Your task >>
Reproduce all the material exactly, minus any pictures it holds.

Items from a data source >>
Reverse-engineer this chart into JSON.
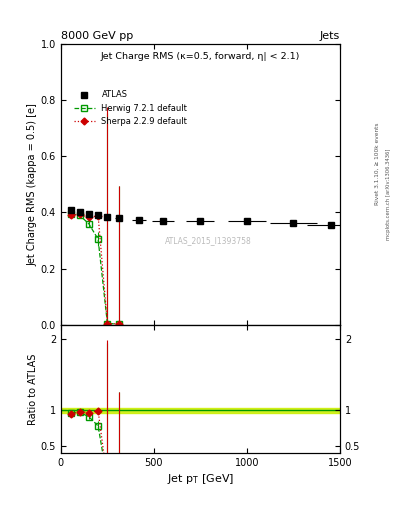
{
  "title_top": "8000 GeV pp",
  "title_right": "Jets",
  "plot_title": "Jet Charge RMS (κ=0.5, forward, η| < 2.1)",
  "ylabel_main": "Jet Charge RMS (kappa = 0.5) [e]",
  "ylabel_ratio": "Ratio to ATLAS",
  "xlabel": "Jet p_{T} [GeV]",
  "rivet_label": "Rivet 3.1.10, ≥ 100k events",
  "mcplots_label": "mcplots.cern.ch [arXiv:1306.3436]",
  "watermark": "ATLAS_2015_I1393758",
  "atlas_x": [
    55,
    100,
    150,
    200,
    250,
    310,
    420,
    550,
    750,
    1000,
    1250,
    1450
  ],
  "atlas_y": [
    0.41,
    0.4,
    0.395,
    0.39,
    0.385,
    0.38,
    0.375,
    0.37,
    0.37,
    0.37,
    0.362,
    0.355
  ],
  "atlas_xerr": [
    15,
    10,
    15,
    15,
    15,
    20,
    40,
    60,
    75,
    100,
    125,
    125
  ],
  "atlas_yerr": [
    0.008,
    0.006,
    0.006,
    0.006,
    0.006,
    0.007,
    0.0,
    0.0,
    0.0,
    0.0,
    0.0,
    0.0
  ],
  "herwig_x": [
    55,
    100,
    150,
    200,
    250,
    310
  ],
  "herwig_y": [
    0.395,
    0.39,
    0.36,
    0.305,
    0.005,
    0.005
  ],
  "herwig_yerr_up": [
    0.012,
    0.009,
    0.012,
    0.025,
    0.75,
    0.49
  ],
  "herwig_yerr_dn": [
    0.012,
    0.009,
    0.012,
    0.025,
    0.005,
    0.005
  ],
  "sherpa_x": [
    55,
    100,
    150,
    200,
    250,
    310
  ],
  "sherpa_y": [
    0.392,
    0.393,
    0.383,
    0.388,
    0.005,
    0.005
  ],
  "sherpa_yerr_up": [
    0.012,
    0.009,
    0.012,
    0.006,
    0.77,
    0.49
  ],
  "sherpa_yerr_dn": [
    0.012,
    0.009,
    0.012,
    0.006,
    0.005,
    0.005
  ],
  "herwig_color": "#009900",
  "sherpa_color": "#cc0000",
  "atlas_color": "#000000",
  "band_color": "#ccee00",
  "xlim": [
    0,
    1500
  ],
  "ylim_main": [
    0.0,
    1.0
  ],
  "ylim_ratio": [
    0.4,
    2.2
  ],
  "herwig_ratio_y": [
    0.963,
    0.975,
    0.912,
    0.782,
    0.013,
    0.013
  ],
  "herwig_ratio_yerr_up": [
    0.028,
    0.022,
    0.03,
    0.063,
    1.94,
    1.25
  ],
  "herwig_ratio_yerr_dn": [
    0.028,
    0.022,
    0.03,
    0.063,
    0.013,
    0.013
  ],
  "sherpa_ratio_y": [
    0.956,
    0.982,
    0.97,
    0.995,
    0.013,
    0.013
  ],
  "sherpa_ratio_yerr_up": [
    0.028,
    0.022,
    0.03,
    0.015,
    1.98,
    1.25
  ],
  "sherpa_ratio_yerr_dn": [
    0.028,
    0.022,
    0.03,
    0.015,
    0.013,
    0.013
  ]
}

Final answer >>
Reverse-engineer this chart into JSON.
{
  "title_top": "8000 GeV pp",
  "title_right": "Jets",
  "plot_title": "Jet Charge RMS (κ=0.5, forward, η| < 2.1)",
  "ylabel_main": "Jet Charge RMS (kappa = 0.5) [e]",
  "ylabel_ratio": "Ratio to ATLAS",
  "xlabel": "Jet p_{T} [GeV]",
  "rivet_label": "Rivet 3.1.10, ≥ 100k events",
  "mcplots_label": "mcplots.cern.ch [arXiv:1306.3436]",
  "watermark": "ATLAS_2015_I1393758",
  "atlas_x": [
    55,
    100,
    150,
    200,
    250,
    310,
    420,
    550,
    750,
    1000,
    1250,
    1450
  ],
  "atlas_y": [
    0.41,
    0.4,
    0.395,
    0.39,
    0.385,
    0.38,
    0.375,
    0.37,
    0.37,
    0.37,
    0.362,
    0.355
  ],
  "atlas_xerr": [
    15,
    10,
    15,
    15,
    15,
    20,
    40,
    60,
    75,
    100,
    125,
    125
  ],
  "atlas_yerr": [
    0.008,
    0.006,
    0.006,
    0.006,
    0.006,
    0.007,
    0.0,
    0.0,
    0.0,
    0.0,
    0.0,
    0.0
  ],
  "herwig_x": [
    55,
    100,
    150,
    200,
    250,
    310
  ],
  "herwig_y": [
    0.395,
    0.39,
    0.36,
    0.305,
    0.005,
    0.005
  ],
  "herwig_yerr_up": [
    0.012,
    0.009,
    0.012,
    0.025,
    0.75,
    0.49
  ],
  "herwig_yerr_dn": [
    0.012,
    0.009,
    0.012,
    0.025,
    0.005,
    0.005
  ],
  "sherpa_x": [
    55,
    100,
    150,
    200,
    250,
    310
  ],
  "sherpa_y": [
    0.392,
    0.393,
    0.383,
    0.388,
    0.005,
    0.005
  ],
  "sherpa_yerr_up": [
    0.012,
    0.009,
    0.012,
    0.006,
    0.77,
    0.49
  ],
  "sherpa_yerr_dn": [
    0.012,
    0.009,
    0.012,
    0.006,
    0.005,
    0.005
  ],
  "herwig_color": "#009900",
  "sherpa_color": "#cc0000",
  "atlas_color": "#000000",
  "band_color": "#ccee00",
  "xlim": [
    0,
    1500
  ],
  "ylim_main": [
    0.0,
    1.0
  ],
  "ylim_ratio": [
    0.4,
    2.2
  ],
  "herwig_ratio_y": [
    0.963,
    0.975,
    0.912,
    0.782,
    0.013,
    0.013
  ],
  "herwig_ratio_yerr_up": [
    0.028,
    0.022,
    0.03,
    0.063,
    1.94,
    1.25
  ],
  "herwig_ratio_yerr_dn": [
    0.028,
    0.022,
    0.03,
    0.063,
    0.013,
    0.013
  ],
  "sherpa_ratio_y": [
    0.956,
    0.982,
    0.97,
    0.995,
    0.013,
    0.013
  ],
  "sherpa_ratio_yerr_up": [
    0.028,
    0.022,
    0.03,
    0.015,
    1.98,
    1.25
  ],
  "sherpa_ratio_yerr_dn": [
    0.028,
    0.022,
    0.03,
    0.015,
    0.013,
    0.013
  ]
}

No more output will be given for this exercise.